• To do: Examine the entries and show every line in which the word "plain" is found.

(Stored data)
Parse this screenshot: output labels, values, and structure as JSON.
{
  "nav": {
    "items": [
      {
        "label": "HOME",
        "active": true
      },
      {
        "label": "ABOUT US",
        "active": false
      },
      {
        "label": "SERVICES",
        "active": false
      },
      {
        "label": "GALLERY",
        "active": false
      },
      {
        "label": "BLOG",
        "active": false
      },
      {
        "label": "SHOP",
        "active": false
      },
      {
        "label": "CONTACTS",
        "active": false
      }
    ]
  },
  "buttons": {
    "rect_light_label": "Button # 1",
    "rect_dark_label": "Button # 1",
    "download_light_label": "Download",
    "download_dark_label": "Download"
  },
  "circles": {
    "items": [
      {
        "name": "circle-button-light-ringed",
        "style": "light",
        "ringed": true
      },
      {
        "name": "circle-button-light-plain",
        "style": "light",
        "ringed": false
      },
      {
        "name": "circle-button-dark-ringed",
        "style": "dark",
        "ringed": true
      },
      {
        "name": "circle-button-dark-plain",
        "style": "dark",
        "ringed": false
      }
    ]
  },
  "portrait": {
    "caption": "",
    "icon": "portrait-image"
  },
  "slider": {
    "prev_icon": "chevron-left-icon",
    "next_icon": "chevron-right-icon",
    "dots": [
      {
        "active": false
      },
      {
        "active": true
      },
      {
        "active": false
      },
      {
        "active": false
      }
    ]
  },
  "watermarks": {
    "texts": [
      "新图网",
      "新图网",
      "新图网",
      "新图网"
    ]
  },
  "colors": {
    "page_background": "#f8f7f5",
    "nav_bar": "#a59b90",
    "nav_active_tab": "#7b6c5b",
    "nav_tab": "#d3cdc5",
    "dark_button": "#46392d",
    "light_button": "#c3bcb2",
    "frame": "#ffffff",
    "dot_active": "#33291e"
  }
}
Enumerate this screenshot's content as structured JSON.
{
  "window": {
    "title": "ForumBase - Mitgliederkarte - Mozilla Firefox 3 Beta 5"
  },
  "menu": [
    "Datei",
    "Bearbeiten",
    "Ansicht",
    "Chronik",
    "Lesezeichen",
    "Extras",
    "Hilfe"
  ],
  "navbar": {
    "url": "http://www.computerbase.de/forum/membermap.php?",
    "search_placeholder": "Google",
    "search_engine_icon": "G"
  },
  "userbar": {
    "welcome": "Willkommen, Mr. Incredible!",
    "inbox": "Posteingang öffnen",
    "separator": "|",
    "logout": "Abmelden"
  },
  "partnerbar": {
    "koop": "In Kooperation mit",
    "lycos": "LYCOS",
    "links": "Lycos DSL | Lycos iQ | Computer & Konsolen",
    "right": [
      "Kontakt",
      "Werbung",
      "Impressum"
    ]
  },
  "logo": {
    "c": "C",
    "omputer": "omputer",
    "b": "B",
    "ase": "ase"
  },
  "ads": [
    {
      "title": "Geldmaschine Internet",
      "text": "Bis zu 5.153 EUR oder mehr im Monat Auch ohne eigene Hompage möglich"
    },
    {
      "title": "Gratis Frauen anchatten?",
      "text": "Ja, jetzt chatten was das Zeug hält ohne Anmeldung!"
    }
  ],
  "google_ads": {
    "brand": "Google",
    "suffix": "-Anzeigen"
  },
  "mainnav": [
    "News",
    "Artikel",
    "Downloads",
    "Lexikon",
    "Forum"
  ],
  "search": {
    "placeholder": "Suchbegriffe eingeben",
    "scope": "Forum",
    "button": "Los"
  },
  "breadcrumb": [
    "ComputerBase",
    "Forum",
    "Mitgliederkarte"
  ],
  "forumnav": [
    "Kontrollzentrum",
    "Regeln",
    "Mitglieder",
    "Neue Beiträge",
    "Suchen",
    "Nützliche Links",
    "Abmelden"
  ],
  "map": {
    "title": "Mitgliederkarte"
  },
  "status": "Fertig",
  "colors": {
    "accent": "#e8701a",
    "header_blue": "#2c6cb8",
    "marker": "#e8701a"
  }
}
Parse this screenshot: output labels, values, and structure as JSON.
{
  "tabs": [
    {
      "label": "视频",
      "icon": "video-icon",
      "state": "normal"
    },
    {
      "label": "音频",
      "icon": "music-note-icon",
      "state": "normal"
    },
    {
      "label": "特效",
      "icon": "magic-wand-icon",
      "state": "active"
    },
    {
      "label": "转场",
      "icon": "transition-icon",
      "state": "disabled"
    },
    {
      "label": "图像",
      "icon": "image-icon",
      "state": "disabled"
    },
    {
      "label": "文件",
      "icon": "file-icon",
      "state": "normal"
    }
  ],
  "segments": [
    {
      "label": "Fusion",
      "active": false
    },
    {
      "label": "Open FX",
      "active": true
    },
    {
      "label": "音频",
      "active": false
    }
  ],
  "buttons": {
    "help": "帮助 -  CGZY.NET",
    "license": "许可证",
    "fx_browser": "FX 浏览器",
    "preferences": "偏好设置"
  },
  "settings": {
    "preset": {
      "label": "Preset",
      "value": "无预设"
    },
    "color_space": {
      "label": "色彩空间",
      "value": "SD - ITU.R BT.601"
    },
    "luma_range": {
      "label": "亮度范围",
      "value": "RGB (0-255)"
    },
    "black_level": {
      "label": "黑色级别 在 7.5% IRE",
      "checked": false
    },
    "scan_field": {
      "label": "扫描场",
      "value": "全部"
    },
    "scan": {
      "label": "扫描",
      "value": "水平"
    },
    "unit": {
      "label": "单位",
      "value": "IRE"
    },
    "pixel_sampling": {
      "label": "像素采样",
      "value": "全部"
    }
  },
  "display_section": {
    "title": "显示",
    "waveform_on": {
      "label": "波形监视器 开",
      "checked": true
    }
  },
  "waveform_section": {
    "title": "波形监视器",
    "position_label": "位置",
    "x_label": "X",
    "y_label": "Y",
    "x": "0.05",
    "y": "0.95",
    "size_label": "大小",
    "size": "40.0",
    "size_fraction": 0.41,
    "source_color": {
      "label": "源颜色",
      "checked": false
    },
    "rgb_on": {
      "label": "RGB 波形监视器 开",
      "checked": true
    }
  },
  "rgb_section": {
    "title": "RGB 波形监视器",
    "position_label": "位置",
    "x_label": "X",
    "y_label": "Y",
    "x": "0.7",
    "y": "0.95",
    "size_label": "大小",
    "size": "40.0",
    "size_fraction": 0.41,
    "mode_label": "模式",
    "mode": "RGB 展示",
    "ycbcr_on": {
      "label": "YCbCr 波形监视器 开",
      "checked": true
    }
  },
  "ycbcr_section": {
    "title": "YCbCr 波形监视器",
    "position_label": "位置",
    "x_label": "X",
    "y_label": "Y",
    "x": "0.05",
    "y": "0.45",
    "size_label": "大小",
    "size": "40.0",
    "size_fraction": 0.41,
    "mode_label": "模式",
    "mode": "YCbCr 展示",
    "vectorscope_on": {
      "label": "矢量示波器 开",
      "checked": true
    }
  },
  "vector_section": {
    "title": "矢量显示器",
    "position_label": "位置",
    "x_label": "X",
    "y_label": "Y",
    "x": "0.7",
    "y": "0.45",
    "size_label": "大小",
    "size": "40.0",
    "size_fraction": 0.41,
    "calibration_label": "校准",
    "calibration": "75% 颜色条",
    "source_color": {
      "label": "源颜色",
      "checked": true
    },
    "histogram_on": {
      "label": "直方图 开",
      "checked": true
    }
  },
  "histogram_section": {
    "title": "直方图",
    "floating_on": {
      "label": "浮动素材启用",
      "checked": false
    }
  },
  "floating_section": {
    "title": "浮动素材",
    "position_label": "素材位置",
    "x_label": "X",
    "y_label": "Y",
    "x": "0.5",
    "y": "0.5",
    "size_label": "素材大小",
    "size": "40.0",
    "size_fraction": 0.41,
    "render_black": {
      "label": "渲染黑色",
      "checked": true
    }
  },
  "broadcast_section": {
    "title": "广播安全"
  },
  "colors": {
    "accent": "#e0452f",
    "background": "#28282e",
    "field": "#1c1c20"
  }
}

• Written solution:
        "name": "circle-button-light-plain",
        "name": "circle-button-dark-plain",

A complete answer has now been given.